[Stored items]
----

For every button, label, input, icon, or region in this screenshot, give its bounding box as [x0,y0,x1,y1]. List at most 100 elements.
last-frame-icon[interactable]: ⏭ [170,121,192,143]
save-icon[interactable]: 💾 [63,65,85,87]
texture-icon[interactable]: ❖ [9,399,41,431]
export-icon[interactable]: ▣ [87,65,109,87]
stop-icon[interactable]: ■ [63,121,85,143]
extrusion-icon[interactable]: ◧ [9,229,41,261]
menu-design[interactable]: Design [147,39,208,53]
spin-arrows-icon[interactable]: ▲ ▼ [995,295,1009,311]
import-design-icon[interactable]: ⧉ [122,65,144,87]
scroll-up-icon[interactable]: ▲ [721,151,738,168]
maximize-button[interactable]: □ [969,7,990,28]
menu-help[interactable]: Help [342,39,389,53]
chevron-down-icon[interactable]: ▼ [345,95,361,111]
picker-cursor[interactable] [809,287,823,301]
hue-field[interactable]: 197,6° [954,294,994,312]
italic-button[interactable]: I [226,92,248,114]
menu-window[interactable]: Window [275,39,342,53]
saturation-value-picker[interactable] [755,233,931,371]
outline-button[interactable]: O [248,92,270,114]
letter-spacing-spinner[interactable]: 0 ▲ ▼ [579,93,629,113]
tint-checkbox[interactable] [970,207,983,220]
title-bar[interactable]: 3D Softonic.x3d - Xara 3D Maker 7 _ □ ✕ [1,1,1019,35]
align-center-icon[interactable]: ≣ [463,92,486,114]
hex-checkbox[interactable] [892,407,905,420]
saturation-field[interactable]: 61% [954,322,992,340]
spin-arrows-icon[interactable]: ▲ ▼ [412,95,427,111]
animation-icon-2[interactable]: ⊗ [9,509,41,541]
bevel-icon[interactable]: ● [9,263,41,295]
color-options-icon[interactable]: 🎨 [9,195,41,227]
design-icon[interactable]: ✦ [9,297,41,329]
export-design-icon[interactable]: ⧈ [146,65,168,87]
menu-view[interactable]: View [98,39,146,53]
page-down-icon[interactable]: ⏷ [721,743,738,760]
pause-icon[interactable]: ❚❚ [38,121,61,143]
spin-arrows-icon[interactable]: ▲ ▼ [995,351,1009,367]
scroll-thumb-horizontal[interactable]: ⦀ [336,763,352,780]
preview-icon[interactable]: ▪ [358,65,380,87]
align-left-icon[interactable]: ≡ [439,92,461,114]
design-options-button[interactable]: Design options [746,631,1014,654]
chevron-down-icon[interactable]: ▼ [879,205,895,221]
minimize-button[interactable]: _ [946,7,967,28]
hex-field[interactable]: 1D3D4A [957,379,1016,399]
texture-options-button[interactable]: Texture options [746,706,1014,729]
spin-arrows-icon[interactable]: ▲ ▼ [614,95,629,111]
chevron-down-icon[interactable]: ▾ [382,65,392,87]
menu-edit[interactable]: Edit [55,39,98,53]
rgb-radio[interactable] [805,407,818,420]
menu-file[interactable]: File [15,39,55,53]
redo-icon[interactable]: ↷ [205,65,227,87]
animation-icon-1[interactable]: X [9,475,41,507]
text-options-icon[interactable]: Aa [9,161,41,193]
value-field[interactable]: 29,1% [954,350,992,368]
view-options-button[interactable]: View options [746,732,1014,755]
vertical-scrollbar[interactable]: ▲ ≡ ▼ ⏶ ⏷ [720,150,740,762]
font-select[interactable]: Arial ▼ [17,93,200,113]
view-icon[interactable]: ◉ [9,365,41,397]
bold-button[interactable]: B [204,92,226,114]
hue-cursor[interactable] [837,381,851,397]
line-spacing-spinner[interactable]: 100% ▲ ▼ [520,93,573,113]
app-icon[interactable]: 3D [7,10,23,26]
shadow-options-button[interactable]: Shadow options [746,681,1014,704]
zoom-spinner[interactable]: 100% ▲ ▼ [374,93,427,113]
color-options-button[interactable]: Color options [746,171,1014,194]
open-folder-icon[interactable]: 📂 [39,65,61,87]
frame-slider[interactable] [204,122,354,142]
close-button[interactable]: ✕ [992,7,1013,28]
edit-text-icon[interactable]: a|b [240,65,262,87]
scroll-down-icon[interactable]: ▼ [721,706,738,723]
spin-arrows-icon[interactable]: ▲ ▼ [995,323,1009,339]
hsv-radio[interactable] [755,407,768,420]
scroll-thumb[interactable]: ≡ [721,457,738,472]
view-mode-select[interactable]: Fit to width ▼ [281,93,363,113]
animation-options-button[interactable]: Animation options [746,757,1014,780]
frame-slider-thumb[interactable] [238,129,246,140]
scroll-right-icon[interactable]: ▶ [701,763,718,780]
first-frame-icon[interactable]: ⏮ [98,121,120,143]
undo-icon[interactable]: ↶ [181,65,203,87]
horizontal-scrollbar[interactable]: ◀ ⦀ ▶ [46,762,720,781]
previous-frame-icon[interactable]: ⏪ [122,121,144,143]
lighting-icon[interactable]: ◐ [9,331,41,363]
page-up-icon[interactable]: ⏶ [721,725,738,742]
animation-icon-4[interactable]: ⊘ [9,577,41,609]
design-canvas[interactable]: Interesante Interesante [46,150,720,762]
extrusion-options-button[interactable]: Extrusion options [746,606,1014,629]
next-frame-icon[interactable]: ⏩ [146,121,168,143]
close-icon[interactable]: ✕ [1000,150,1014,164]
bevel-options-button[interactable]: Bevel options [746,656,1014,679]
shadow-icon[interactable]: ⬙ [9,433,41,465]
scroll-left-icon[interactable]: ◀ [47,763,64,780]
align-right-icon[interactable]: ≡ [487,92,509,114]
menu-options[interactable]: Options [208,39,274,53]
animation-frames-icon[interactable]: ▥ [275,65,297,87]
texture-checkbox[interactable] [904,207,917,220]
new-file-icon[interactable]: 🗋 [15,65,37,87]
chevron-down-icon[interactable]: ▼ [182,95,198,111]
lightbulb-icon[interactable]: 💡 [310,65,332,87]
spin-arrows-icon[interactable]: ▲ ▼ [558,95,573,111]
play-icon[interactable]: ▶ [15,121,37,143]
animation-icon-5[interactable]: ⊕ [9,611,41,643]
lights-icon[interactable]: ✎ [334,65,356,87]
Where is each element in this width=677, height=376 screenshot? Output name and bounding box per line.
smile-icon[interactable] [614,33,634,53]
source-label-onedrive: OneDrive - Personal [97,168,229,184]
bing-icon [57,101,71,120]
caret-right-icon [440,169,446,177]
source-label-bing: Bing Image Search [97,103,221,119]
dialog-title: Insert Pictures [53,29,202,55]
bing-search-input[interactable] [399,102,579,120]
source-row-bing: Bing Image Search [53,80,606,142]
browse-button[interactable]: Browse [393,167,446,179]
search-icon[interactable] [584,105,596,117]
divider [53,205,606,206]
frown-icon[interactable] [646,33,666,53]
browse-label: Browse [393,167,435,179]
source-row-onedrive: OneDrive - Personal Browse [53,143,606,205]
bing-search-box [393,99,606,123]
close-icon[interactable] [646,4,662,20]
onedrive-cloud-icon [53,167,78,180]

----

*Objective:*
Copy out every one of the records above word for word.

*Output of the exercise:*
For every button, label, input, icon, or region in this screenshot, give its bounding box as [x0,y0,x1,y1]. List at most 100 elements.
last-frame-icon[interactable]: ⏭ [170,121,192,143]
save-icon[interactable]: 💾 [63,65,85,87]
texture-icon[interactable]: ❖ [9,399,41,431]
export-icon[interactable]: ▣ [87,65,109,87]
stop-icon[interactable]: ■ [63,121,85,143]
extrusion-icon[interactable]: ◧ [9,229,41,261]
menu-design[interactable]: Design [147,39,208,53]
spin-arrows-icon[interactable]: ▲ ▼ [995,295,1009,311]
import-design-icon[interactable]: ⧉ [122,65,144,87]
scroll-up-icon[interactable]: ▲ [721,151,738,168]
maximize-button[interactable]: □ [969,7,990,28]
menu-help[interactable]: Help [342,39,389,53]
chevron-down-icon[interactable]: ▼ [345,95,361,111]
picker-cursor[interactable] [809,287,823,301]
hue-field[interactable]: 197,6° [954,294,994,312]
italic-button[interactable]: I [226,92,248,114]
menu-window[interactable]: Window [275,39,342,53]
saturation-value-picker[interactable] [755,233,931,371]
outline-button[interactable]: O [248,92,270,114]
letter-spacing-spinner[interactable]: 0 ▲ ▼ [579,93,629,113]
tint-checkbox[interactable] [970,207,983,220]
title-bar[interactable]: 3D Softonic.x3d - Xara 3D Maker 7 _ □ ✕ [1,1,1019,35]
align-center-icon[interactable]: ≣ [463,92,486,114]
hex-checkbox[interactable] [892,407,905,420]
saturation-field[interactable]: 61% [954,322,992,340]
spin-arrows-icon[interactable]: ▲ ▼ [412,95,427,111]
animation-icon-2[interactable]: ⊗ [9,509,41,541]
bevel-icon[interactable]: ● [9,263,41,295]
color-options-icon[interactable]: 🎨 [9,195,41,227]
design-icon[interactable]: ✦ [9,297,41,329]
export-design-icon[interactable]: ⧈ [146,65,168,87]
menu-view[interactable]: View [98,39,146,53]
page-down-icon[interactable]: ⏷ [721,743,738,760]
pause-icon[interactable]: ❚❚ [38,121,61,143]
spin-arrows-icon[interactable]: ▲ ▼ [995,351,1009,367]
scroll-thumb-horizontal[interactable]: ⦀ [336,763,352,780]
preview-icon[interactable]: ▪ [358,65,380,87]
align-left-icon[interactable]: ≡ [439,92,461,114]
design-options-button[interactable]: Design options [746,631,1014,654]
chevron-down-icon[interactable]: ▼ [879,205,895,221]
minimize-button[interactable]: _ [946,7,967,28]
hex-field[interactable]: 1D3D4A [957,379,1016,399]
texture-options-button[interactable]: Texture options [746,706,1014,729]
spin-arrows-icon[interactable]: ▲ ▼ [614,95,629,111]
chevron-down-icon[interactable]: ▾ [382,65,392,87]
menu-edit[interactable]: Edit [55,39,98,53]
rgb-radio[interactable] [805,407,818,420]
menu-file[interactable]: File [15,39,55,53]
redo-icon[interactable]: ↷ [205,65,227,87]
animation-icon-1[interactable]: X [9,475,41,507]
text-options-icon[interactable]: Aa [9,161,41,193]
value-field[interactable]: 29,1% [954,350,992,368]
view-options-button[interactable]: View options [746,732,1014,755]
vertical-scrollbar[interactable]: ▲ ≡ ▼ ⏶ ⏷ [720,150,740,762]
font-select[interactable]: Arial ▼ [17,93,200,113]
view-icon[interactable]: ◉ [9,365,41,397]
bold-button[interactable]: B [204,92,226,114]
hue-cursor[interactable] [837,381,851,397]
line-spacing-spinner[interactable]: 100% ▲ ▼ [520,93,573,113]
app-icon[interactable]: 3D [7,10,23,26]
shadow-options-button[interactable]: Shadow options [746,681,1014,704]
zoom-spinner[interactable]: 100% ▲ ▼ [374,93,427,113]
color-options-button[interactable]: Color options [746,171,1014,194]
open-folder-icon[interactable]: 📂 [39,65,61,87]
frame-slider[interactable] [204,122,354,142]
close-button[interactable]: ✕ [992,7,1013,28]
edit-text-icon[interactable]: a|b [240,65,262,87]
scroll-down-icon[interactable]: ▼ [721,706,738,723]
spin-arrows-icon[interactable]: ▲ ▼ [995,323,1009,339]
hsv-radio[interactable] [755,407,768,420]
scroll-thumb[interactable]: ≡ [721,457,738,472]
view-mode-select[interactable]: Fit to width ▼ [281,93,363,113]
animation-options-button[interactable]: Animation options [746,757,1014,780]
frame-slider-thumb[interactable] [238,129,246,140]
scroll-right-icon[interactable]: ▶ [701,763,718,780]
first-frame-icon[interactable]: ⏮ [98,121,120,143]
undo-icon[interactable]: ↶ [181,65,203,87]
horizontal-scrollbar[interactable]: ◀ ⦀ ▶ [46,762,720,781]
previous-frame-icon[interactable]: ⏪ [122,121,144,143]
lighting-icon[interactable]: ◐ [9,331,41,363]
page-up-icon[interactable]: ⏶ [721,725,738,742]
animation-icon-4[interactable]: ⊘ [9,577,41,609]
design-canvas[interactable]: Interesante Interesante [46,150,720,762]
extrusion-options-button[interactable]: Extrusion options [746,606,1014,629]
next-frame-icon[interactable]: ⏩ [146,121,168,143]
close-icon[interactable]: ✕ [1000,150,1014,164]
bevel-options-button[interactable]: Bevel options [746,656,1014,679]
shadow-icon[interactable]: ⬙ [9,433,41,465]
scroll-left-icon[interactable]: ◀ [47,763,64,780]
align-right-icon[interactable]: ≡ [487,92,509,114]
menu-options[interactable]: Options [208,39,274,53]
animation-frames-icon[interactable]: ▥ [275,65,297,87]
texture-checkbox[interactable] [904,207,917,220]
new-file-icon[interactable]: 🗋 [15,65,37,87]
chevron-down-icon[interactable]: ▼ [182,95,198,111]
lightbulb-icon[interactable]: 💡 [310,65,332,87]
spin-arrows-icon[interactable]: ▲ ▼ [558,95,573,111]
play-icon[interactable]: ▶ [15,121,37,143]
animation-icon-5[interactable]: ⊕ [9,611,41,643]
lights-icon[interactable]: ✎ [334,65,356,87]
Where is each element in this width=677, height=376 screenshot? Output name and bounding box per line.
smile-icon[interactable] [614,33,634,53]
source-label-onedrive: OneDrive - Personal [97,168,229,184]
bing-icon [57,101,71,120]
caret-right-icon [440,169,446,177]
source-label-bing: Bing Image Search [97,103,221,119]
dialog-title: Insert Pictures [53,29,202,55]
bing-search-input[interactable] [399,102,579,120]
source-row-bing: Bing Image Search [53,80,606,142]
browse-button[interactable]: Browse [393,167,446,179]
search-icon[interactable] [584,105,596,117]
divider [53,205,606,206]
frown-icon[interactable] [646,33,666,53]
browse-label: Browse [393,167,435,179]
source-row-onedrive: OneDrive - Personal Browse [53,143,606,205]
bing-search-box [393,99,606,123]
close-icon[interactable] [646,4,662,20]
onedrive-cloud-icon [53,167,78,180]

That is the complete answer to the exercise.